SET EXERCISE — Find each line with the word "juhlarahaston" in it, then give the total alone.

[Items from a dataset]

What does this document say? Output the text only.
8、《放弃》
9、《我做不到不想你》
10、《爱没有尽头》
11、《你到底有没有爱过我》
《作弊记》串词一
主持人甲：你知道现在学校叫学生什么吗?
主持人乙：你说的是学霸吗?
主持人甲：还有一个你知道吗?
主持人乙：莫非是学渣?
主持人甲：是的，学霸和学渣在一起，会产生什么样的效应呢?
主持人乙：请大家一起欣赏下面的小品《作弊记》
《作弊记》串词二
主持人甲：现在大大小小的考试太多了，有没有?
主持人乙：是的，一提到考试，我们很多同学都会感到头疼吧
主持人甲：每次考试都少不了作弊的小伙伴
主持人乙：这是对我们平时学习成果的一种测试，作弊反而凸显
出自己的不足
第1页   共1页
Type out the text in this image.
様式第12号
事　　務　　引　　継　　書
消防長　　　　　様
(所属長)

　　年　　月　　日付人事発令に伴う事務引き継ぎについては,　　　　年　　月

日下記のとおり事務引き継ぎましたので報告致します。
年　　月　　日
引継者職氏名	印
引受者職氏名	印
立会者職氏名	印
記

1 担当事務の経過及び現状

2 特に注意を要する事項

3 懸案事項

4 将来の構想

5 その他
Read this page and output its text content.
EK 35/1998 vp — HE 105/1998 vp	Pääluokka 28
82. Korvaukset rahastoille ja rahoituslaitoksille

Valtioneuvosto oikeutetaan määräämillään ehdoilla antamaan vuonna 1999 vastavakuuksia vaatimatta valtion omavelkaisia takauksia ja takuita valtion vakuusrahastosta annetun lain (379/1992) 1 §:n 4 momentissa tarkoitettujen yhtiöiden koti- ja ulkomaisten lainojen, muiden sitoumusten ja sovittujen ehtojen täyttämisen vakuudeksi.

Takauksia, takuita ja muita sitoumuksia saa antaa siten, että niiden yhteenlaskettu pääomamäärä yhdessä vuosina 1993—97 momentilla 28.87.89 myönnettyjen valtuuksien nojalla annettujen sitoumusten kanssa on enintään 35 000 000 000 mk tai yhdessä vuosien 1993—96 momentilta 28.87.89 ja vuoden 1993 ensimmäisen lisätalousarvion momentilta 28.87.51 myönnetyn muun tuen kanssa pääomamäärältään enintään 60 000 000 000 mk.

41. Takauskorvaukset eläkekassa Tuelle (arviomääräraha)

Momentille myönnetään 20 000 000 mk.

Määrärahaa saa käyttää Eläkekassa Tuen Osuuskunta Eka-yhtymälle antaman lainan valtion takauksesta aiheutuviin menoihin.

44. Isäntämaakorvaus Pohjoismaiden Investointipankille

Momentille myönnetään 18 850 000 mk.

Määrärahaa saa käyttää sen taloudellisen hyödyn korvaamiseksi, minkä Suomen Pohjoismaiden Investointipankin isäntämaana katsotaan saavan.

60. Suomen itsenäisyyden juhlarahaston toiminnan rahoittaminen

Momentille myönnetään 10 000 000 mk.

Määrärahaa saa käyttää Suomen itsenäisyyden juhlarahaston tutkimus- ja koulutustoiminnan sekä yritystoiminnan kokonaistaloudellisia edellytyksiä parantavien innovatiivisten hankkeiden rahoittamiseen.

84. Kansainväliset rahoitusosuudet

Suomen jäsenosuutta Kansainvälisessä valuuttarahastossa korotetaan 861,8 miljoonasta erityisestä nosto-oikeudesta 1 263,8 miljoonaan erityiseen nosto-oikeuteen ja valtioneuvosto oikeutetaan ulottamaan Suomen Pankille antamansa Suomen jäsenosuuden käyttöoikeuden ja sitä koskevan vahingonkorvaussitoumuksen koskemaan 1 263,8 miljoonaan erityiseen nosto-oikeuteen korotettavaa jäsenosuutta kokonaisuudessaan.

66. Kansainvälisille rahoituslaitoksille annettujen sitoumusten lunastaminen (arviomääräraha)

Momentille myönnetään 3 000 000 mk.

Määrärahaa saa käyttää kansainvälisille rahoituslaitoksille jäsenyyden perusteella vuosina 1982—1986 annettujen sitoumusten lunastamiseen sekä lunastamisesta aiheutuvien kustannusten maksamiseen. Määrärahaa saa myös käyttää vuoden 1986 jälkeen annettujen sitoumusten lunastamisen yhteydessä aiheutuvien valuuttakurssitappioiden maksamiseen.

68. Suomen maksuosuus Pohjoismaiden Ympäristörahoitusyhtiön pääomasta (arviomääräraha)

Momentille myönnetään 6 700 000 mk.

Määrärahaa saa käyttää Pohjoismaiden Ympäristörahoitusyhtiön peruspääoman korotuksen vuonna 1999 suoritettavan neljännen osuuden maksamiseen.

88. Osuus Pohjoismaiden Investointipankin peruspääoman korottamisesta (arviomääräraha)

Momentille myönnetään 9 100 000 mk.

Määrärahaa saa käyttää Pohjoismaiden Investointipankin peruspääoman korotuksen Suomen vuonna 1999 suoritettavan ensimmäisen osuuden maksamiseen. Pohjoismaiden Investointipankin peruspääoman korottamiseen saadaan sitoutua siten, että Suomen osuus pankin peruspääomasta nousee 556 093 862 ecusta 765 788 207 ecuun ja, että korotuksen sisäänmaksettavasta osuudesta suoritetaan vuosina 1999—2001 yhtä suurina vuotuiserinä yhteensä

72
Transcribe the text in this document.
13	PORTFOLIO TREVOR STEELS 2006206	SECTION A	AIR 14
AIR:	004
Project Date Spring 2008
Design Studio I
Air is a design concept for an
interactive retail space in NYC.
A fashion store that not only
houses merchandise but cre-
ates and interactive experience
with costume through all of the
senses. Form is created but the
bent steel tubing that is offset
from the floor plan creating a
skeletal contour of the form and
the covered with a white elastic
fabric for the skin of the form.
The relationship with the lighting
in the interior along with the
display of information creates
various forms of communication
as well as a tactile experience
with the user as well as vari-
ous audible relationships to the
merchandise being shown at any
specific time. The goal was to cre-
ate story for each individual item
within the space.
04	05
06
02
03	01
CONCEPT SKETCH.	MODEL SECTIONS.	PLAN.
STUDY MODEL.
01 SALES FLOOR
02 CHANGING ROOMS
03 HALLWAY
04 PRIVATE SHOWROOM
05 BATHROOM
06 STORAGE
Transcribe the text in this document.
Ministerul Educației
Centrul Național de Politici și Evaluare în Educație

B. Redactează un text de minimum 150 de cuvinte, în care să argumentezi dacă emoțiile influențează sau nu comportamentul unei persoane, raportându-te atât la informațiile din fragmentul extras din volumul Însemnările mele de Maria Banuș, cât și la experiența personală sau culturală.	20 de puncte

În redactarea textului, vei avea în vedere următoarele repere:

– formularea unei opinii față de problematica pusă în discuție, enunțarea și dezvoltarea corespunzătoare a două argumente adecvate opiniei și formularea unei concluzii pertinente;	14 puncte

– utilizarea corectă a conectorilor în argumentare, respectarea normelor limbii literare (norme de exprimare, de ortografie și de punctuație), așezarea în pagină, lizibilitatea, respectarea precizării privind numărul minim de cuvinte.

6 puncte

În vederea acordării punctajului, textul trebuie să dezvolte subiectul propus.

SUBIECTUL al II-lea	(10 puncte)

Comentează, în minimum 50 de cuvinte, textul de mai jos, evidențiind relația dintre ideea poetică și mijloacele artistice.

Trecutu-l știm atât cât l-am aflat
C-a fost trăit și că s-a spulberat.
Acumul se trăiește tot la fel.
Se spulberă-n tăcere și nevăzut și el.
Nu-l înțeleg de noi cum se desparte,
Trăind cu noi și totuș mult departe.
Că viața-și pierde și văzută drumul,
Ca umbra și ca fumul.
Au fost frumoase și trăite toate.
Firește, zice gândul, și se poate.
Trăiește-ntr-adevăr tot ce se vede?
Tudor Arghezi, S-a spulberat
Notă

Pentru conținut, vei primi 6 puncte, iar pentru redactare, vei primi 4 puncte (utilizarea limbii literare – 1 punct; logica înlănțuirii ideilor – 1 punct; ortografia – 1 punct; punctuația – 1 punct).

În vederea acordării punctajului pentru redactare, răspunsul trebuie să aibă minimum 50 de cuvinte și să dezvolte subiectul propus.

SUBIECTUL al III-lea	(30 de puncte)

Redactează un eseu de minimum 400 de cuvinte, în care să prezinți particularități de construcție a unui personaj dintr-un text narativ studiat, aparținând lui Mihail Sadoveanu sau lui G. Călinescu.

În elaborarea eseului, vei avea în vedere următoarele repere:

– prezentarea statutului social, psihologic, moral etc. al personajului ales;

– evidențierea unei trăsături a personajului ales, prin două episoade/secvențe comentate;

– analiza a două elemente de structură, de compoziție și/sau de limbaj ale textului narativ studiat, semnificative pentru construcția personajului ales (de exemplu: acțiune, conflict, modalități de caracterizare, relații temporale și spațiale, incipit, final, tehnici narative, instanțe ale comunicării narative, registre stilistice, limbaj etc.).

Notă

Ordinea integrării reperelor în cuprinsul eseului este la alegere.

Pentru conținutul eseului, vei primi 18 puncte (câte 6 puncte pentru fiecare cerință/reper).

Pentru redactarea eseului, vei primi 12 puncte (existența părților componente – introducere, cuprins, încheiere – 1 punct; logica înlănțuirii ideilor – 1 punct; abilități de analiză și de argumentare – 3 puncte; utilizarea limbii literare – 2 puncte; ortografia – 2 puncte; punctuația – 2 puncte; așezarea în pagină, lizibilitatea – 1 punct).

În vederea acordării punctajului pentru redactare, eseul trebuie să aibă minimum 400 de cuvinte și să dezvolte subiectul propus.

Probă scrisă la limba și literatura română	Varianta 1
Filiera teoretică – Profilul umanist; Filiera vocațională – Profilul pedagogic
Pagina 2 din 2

FINAL RESULT — 2